→ What you have to do: Return all lines with the word "page" in them.

(Data records)
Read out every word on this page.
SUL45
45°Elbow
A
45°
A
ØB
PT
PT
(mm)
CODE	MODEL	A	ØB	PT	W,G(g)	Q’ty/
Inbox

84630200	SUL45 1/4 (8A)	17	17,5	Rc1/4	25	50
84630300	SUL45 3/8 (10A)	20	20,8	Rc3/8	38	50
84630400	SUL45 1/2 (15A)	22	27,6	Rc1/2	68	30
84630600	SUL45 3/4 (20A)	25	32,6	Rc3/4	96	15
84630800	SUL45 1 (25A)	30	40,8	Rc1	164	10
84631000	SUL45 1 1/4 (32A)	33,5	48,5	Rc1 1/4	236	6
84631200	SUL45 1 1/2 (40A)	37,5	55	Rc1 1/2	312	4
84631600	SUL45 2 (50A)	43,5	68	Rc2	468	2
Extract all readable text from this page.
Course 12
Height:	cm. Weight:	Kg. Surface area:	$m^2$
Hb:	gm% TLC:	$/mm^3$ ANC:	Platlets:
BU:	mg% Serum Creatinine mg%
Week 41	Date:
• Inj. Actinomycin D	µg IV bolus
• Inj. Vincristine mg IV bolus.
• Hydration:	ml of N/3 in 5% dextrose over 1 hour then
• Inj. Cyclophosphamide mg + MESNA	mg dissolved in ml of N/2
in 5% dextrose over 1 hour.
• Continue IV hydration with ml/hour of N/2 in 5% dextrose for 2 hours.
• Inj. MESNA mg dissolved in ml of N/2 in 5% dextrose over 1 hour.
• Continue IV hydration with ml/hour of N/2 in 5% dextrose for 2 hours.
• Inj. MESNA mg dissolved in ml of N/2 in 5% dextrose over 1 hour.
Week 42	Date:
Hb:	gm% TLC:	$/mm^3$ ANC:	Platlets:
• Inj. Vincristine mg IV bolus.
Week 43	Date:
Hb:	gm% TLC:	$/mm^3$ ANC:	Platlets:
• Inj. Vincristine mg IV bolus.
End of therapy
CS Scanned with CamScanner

→ Answer:
Read out every word on this page.
Extract all readable text from this page.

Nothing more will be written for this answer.